• _Short task_
Write out every record below exactly as it appears.

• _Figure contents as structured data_
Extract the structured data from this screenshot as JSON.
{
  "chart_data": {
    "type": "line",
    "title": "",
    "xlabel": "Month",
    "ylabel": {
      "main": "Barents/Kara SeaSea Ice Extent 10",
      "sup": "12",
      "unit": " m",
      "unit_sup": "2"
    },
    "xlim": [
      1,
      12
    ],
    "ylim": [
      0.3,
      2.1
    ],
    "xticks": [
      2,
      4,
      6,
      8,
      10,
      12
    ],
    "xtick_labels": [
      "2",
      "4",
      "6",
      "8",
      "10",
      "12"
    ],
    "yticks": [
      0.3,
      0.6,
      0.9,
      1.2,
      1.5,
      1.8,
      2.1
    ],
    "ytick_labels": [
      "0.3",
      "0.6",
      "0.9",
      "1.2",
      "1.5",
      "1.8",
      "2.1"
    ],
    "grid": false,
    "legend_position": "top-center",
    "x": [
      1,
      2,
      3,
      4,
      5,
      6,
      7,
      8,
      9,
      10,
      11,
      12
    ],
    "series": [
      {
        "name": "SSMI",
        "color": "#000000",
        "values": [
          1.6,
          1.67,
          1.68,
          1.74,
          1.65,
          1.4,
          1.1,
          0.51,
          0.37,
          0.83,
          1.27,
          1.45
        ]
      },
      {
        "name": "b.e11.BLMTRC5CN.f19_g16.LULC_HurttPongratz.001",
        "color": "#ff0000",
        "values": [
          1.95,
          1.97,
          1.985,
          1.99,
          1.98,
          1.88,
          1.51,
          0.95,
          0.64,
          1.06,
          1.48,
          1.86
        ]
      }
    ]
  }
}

• _Answer to the exercise_
Extract the structured data from this screenshot as JSON.
{
  "chart_data": {
    "type": "line",
    "title": "",
    "xlabel": "Month",
    "ylabel": {
      "main": "Barents/Kara SeaSea Ice Extent 10",
      "sup": "12",
      "unit": " m",
      "unit_sup": "2"
    },
    "xlim": [
      1,
      12
    ],
    "ylim": [
      0.3,
      2.1
    ],
    "xticks": [
      2,
      4,
      6,
      8,
      10,
      12
    ],
    "xtick_labels": [
      "2",
      "4",
      "6",
      "8",
      "10",
      "12"
    ],
    "yticks": [
      0.3,
      0.6,
      0.9,
      1.2,
      1.5,
      1.8,
      2.1
    ],
    "ytick_labels": [
      "0.3",
      "0.6",
      "0.9",
      "1.2",
      "1.5",
      "1.8",
      "2.1"
    ],
    "grid": false,
    "legend_position": "top-center",
    "x": [
      1,
      2,
      3,
      4,
      5,
      6,
      7,
      8,
      9,
      10,
      11,
      12
    ],
    "series": [
      {
        "name": "SSMI",
        "color": "#000000",
        "values": [
          1.6,
          1.67,
          1.68,
          1.74,
          1.65,
          1.4,
          1.1,
          0.51,
          0.37,
          0.83,
          1.27,
          1.45
        ]
      },
      {
        "name": "b.e11.BLMTRC5CN.f19_g16.LULC_HurttPongratz.001",
        "color": "#ff0000",
        "values": [
          1.95,
          1.97,
          1.985,
          1.99,
          1.98,
          1.88,
          1.51,
          0.95,
          0.64,
          1.06,
          1.48,
          1.86
        ]
      }
    ]
  }
}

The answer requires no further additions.